Transcribe the records below exactly.

▶ _Source data_:
★ ★ ★ ★ ★ ★ ★

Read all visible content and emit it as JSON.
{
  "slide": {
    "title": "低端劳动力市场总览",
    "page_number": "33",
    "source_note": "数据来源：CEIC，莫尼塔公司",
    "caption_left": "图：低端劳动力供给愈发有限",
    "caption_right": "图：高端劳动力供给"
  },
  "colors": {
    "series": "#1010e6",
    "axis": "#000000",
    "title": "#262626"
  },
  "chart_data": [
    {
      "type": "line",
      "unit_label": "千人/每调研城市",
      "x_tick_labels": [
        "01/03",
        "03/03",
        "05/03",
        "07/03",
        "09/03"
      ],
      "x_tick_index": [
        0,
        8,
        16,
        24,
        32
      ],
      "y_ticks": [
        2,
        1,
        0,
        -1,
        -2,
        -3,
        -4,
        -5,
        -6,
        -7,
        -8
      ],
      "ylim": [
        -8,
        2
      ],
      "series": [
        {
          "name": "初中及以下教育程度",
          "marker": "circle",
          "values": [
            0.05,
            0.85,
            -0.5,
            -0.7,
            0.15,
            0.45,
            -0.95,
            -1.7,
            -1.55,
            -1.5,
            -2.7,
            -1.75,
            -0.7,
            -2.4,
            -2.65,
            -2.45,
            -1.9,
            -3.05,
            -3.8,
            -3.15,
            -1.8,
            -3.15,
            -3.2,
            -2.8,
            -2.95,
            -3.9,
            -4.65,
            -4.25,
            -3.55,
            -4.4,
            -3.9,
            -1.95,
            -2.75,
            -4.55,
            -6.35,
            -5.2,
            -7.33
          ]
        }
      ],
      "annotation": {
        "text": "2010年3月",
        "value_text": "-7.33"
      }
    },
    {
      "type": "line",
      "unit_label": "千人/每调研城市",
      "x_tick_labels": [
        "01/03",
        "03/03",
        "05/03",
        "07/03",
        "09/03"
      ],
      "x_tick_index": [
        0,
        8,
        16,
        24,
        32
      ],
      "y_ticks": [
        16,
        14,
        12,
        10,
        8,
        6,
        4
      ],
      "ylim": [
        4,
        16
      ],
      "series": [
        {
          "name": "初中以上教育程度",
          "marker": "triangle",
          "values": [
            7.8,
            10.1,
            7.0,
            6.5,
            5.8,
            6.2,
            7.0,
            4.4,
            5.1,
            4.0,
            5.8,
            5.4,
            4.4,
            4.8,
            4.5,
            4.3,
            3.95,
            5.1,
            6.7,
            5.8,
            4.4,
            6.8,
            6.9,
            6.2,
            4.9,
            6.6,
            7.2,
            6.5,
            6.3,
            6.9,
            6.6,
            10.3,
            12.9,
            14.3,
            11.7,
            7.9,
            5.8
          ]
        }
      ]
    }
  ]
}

★ ★ ★ ★ ★ ★ ★

▶ _Finished answer_:
Read all visible content and emit it as JSON.
{
  "slide": {
    "title": "低端劳动力市场总览",
    "page_number": "33",
    "source_note": "数据来源：CEIC，莫尼塔公司",
    "caption_left": "图：低端劳动力供给愈发有限",
    "caption_right": "图：高端劳动力供给"
  },
  "colors": {
    "series": "#1010e6",
    "axis": "#000000",
    "title": "#262626"
  },
  "chart_data": [
    {
      "type": "line",
      "unit_label": "千人/每调研城市",
      "x_tick_labels": [
        "01/03",
        "03/03",
        "05/03",
        "07/03",
        "09/03"
      ],
      "x_tick_index": [
        0,
        8,
        16,
        24,
        32
      ],
      "y_ticks": [
        2,
        1,
        0,
        -1,
        -2,
        -3,
        -4,
        -5,
        -6,
        -7,
        -8
      ],
      "ylim": [
        -8,
        2
      ],
      "series": [
        {
          "name": "初中及以下教育程度",
          "marker": "circle",
          "values": [
            0.05,
            0.85,
            -0.5,
            -0.7,
            0.15,
            0.45,
            -0.95,
            -1.7,
            -1.55,
            -1.5,
            -2.7,
            -1.75,
            -0.7,
            -2.4,
            -2.65,
            -2.45,
            -1.9,
            -3.05,
            -3.8,
            -3.15,
            -1.8,
            -3.15,
            -3.2,
            -2.8,
            -2.95,
            -3.9,
            -4.65,
            -4.25,
            -3.55,
            -4.4,
            -3.9,
            -1.95,
            -2.75,
            -4.55,
            -6.35,
            -5.2,
            -7.33
          ]
        }
      ],
      "annotation": {
        "text": "2010年3月",
        "value_text": "-7.33"
      }
    },
    {
      "type": "line",
      "unit_label": "千人/每调研城市",
      "x_tick_labels": [
        "01/03",
        "03/03",
        "05/03",
        "07/03",
        "09/03"
      ],
      "x_tick_index": [
        0,
        8,
        16,
        24,
        32
      ],
      "y_ticks": [
        16,
        14,
        12,
        10,
        8,
        6,
        4
      ],
      "ylim": [
        4,
        16
      ],
      "series": [
        {
          "name": "初中以上教育程度",
          "marker": "triangle",
          "values": [
            7.8,
            10.1,
            7.0,
            6.5,
            5.8,
            6.2,
            7.0,
            4.4,
            5.1,
            4.0,
            5.8,
            5.4,
            4.4,
            4.8,
            4.5,
            4.3,
            3.95,
            5.1,
            6.7,
            5.8,
            4.4,
            6.8,
            6.9,
            6.2,
            4.9,
            6.6,
            7.2,
            6.5,
            6.3,
            6.9,
            6.6,
            10.3,
            12.9,
            14.3,
            11.7,
            7.9,
            5.8
          ]
        }
      ]
    }
  ]
}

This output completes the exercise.